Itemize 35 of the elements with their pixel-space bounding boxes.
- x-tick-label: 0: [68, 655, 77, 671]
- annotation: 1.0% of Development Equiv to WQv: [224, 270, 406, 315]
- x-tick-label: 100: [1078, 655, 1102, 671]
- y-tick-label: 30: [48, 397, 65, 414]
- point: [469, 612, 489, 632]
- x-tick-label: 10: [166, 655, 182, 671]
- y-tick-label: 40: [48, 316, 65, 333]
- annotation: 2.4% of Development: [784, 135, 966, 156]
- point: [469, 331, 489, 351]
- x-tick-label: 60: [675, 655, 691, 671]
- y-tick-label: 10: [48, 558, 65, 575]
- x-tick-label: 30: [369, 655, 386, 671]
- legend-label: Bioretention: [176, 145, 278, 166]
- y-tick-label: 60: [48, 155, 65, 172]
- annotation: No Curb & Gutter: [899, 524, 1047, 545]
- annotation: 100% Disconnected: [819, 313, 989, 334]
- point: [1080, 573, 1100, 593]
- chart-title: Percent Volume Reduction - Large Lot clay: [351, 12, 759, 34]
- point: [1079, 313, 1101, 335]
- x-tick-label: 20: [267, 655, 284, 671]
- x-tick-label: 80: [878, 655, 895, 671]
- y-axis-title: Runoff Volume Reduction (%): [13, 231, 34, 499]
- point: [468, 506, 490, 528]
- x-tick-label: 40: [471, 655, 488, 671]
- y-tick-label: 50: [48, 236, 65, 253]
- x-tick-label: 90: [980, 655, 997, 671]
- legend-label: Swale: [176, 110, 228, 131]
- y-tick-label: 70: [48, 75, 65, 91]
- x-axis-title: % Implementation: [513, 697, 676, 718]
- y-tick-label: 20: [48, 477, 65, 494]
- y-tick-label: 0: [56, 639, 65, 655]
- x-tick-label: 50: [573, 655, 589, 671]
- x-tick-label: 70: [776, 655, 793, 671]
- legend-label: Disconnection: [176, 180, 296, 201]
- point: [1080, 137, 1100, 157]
--
Problem requirements
Could you write out the listing above again, substituting "marker" for "point" at every occurrence and leaving everything else unchanged?

Correct result
Itemize 35 of the elements with their pixel-space bounding boxes.
- x-tick-label: 0: [68, 655, 77, 671]
- annotation: 1.0% of Development Equiv to WQv: [224, 270, 406, 315]
- x-tick-label: 100: [1078, 655, 1102, 671]
- y-tick-label: 30: [48, 397, 65, 414]
- marker: [469, 612, 489, 632]
- x-tick-label: 10: [166, 655, 182, 671]
- y-tick-label: 40: [48, 316, 65, 333]
- annotation: 2.4% of Development: [784, 135, 966, 156]
- marker: [469, 331, 489, 351]
- x-tick-label: 60: [675, 655, 691, 671]
- y-tick-label: 10: [48, 558, 65, 575]
- x-tick-label: 30: [369, 655, 386, 671]
- legend-label: Bioretention: [176, 145, 278, 166]
- y-tick-label: 60: [48, 155, 65, 172]
- annotation: No Curb & Gutter: [899, 524, 1047, 545]
- annotation: 100% Disconnected: [819, 313, 989, 334]
- marker: [1080, 573, 1100, 593]
- chart-title: Percent Volume Reduction - Large Lot clay: [351, 12, 759, 34]
- marker: [1079, 313, 1101, 335]
- x-tick-label: 20: [267, 655, 284, 671]
- x-tick-label: 80: [878, 655, 895, 671]
- y-axis-title: Runoff Volume Reduction (%): [13, 231, 34, 499]
- marker: [468, 506, 490, 528]
- x-tick-label: 40: [471, 655, 488, 671]
- y-tick-label: 50: [48, 236, 65, 253]
- x-tick-label: 90: [980, 655, 997, 671]
- legend-label: Swale: [176, 110, 228, 131]
- y-tick-label: 70: [48, 75, 65, 91]
- x-axis-title: % Implementation: [513, 697, 676, 718]
- y-tick-label: 20: [48, 477, 65, 494]
- y-tick-label: 0: [56, 639, 65, 655]
- x-tick-label: 50: [573, 655, 589, 671]
- x-tick-label: 70: [776, 655, 793, 671]
- legend-label: Disconnection: [176, 180, 296, 201]
- marker: [1080, 137, 1100, 157]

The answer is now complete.